**Exercise**: Check every line of the material below for the string "الاستهلاك", and return the ones that have it.

**Dataset**:
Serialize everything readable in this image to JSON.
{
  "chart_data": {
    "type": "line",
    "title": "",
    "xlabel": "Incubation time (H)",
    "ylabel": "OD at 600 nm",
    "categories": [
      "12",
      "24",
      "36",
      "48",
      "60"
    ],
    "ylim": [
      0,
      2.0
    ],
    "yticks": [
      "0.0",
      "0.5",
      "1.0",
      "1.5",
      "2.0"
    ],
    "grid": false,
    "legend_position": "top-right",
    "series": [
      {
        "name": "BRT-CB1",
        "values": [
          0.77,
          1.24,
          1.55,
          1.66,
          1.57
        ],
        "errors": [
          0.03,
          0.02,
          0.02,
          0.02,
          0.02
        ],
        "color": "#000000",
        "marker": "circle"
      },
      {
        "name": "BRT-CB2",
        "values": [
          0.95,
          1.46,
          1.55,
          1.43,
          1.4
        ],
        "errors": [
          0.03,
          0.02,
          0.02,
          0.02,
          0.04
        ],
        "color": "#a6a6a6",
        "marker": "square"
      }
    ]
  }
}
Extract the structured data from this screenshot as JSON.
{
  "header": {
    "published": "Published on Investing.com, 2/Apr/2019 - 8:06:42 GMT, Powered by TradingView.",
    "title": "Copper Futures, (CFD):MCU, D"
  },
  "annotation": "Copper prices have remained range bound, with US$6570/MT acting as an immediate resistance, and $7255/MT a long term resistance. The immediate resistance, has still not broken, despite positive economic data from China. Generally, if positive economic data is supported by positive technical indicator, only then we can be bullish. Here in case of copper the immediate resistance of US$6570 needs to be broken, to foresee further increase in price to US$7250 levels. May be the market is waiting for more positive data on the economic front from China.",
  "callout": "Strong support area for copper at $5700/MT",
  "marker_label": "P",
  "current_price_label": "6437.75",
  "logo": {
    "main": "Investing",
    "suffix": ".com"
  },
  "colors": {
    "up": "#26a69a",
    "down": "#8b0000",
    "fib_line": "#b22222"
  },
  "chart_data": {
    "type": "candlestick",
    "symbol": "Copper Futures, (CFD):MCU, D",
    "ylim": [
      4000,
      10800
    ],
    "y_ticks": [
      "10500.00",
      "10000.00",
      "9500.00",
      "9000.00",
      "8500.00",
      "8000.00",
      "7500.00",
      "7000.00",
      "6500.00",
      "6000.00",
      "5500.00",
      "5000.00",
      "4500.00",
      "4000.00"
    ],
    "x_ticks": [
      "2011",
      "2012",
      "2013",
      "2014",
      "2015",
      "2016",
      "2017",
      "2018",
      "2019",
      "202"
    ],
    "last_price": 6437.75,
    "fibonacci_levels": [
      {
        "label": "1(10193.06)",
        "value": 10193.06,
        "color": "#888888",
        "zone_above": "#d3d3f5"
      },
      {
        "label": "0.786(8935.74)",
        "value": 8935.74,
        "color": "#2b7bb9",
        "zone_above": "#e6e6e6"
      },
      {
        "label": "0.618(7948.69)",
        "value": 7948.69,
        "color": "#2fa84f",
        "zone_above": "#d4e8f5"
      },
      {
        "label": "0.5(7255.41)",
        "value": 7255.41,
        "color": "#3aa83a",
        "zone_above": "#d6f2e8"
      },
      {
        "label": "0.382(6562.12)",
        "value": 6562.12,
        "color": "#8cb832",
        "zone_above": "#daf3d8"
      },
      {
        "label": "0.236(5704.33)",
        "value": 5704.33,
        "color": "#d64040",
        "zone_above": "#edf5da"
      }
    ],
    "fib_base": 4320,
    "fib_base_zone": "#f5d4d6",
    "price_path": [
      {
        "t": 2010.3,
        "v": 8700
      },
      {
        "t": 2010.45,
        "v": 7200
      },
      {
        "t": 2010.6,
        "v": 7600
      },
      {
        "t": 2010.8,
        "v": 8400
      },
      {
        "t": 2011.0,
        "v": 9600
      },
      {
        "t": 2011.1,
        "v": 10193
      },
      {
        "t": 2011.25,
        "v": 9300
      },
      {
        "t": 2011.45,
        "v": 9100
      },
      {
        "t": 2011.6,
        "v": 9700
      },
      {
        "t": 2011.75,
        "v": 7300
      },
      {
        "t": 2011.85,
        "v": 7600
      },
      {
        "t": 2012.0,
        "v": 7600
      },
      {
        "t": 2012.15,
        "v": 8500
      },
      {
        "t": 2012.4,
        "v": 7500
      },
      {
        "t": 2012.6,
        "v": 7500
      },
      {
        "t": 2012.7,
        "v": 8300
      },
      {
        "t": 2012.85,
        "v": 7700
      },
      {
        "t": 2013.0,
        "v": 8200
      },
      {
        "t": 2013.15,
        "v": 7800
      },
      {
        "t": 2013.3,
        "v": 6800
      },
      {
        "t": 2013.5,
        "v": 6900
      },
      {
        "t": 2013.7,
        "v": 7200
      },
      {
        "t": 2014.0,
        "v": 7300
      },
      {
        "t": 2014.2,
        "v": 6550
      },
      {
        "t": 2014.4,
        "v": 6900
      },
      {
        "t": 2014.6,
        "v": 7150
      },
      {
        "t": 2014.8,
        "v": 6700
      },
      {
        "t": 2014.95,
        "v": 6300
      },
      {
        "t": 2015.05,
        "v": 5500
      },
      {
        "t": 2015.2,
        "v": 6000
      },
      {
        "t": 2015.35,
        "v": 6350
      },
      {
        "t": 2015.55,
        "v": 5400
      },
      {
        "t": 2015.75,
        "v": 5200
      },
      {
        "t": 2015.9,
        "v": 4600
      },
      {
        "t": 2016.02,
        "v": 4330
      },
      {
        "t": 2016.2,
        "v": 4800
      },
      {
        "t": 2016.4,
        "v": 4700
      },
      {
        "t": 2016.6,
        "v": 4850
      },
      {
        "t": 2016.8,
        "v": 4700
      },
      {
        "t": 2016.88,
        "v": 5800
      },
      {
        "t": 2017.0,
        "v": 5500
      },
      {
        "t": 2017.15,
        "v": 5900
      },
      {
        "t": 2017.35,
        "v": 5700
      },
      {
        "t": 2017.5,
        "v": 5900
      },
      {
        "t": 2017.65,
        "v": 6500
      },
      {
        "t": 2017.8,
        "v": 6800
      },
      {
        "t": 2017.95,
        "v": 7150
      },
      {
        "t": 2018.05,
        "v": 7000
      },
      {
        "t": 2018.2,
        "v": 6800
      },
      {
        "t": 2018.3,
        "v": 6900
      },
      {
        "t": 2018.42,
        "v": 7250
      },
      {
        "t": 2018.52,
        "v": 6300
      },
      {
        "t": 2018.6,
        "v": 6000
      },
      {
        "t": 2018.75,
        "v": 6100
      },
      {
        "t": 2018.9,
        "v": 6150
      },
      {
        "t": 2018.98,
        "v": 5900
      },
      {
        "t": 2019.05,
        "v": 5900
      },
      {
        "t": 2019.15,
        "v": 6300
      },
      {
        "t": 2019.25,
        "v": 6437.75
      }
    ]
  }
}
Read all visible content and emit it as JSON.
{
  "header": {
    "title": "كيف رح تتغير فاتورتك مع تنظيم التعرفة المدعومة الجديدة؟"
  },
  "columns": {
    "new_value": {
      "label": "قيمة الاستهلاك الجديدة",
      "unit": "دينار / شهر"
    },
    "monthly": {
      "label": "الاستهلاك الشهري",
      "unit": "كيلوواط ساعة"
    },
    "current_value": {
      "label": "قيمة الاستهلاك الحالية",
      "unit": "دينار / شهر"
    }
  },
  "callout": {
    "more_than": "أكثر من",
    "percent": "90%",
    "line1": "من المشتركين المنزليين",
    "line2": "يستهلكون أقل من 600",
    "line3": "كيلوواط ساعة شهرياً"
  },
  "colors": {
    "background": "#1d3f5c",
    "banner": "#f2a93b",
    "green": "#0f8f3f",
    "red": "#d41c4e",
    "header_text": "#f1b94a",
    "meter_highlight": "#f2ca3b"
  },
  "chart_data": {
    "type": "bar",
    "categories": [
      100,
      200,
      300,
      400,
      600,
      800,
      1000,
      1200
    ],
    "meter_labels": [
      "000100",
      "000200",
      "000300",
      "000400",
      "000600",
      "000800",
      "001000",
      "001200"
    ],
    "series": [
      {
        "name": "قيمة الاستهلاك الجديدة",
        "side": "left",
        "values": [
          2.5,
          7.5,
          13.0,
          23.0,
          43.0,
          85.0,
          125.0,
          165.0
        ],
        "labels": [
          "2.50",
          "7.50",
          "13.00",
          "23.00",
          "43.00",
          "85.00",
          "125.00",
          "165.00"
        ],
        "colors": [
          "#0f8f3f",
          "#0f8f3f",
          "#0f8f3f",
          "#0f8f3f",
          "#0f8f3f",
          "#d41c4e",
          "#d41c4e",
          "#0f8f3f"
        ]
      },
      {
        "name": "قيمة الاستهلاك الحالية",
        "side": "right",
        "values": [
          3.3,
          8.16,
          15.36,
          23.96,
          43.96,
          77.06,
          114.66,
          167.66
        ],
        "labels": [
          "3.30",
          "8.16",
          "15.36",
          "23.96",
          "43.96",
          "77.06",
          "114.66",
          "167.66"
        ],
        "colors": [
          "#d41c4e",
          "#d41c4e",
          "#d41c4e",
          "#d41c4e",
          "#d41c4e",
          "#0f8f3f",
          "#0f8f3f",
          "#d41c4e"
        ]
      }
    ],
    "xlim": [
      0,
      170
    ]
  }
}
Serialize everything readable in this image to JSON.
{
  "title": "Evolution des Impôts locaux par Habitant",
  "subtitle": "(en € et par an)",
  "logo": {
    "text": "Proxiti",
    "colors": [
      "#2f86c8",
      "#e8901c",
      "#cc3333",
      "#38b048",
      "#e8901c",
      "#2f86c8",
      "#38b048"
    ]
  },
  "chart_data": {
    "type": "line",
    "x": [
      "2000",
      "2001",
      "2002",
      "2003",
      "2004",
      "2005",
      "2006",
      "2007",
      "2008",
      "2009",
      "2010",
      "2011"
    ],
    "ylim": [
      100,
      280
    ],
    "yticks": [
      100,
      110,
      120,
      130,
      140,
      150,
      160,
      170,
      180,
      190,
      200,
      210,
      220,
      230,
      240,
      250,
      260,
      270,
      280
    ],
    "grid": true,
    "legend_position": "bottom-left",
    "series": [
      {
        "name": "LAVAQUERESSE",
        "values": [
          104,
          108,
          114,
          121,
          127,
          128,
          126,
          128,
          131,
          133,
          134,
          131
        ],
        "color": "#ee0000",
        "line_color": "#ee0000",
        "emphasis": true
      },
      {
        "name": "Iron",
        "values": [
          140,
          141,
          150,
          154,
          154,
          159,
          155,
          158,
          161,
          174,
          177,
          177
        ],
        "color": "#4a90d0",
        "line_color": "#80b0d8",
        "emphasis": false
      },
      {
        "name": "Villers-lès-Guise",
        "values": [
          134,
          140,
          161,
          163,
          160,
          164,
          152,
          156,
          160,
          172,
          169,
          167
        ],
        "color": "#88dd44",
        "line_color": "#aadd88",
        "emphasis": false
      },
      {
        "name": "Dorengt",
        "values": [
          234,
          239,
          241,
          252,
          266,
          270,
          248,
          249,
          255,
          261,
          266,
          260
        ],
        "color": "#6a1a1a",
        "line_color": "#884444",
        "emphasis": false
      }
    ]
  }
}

**Full response**:
      "label": "قيمة الاستهلاك الجديدة",
      "label": "الاستهلاك الشهري",
      "label": "قيمة الاستهلاك الحالية",
        "name": "قيمة الاستهلاك الجديدة",
        "name": "قيمة الاستهلاك الحالية",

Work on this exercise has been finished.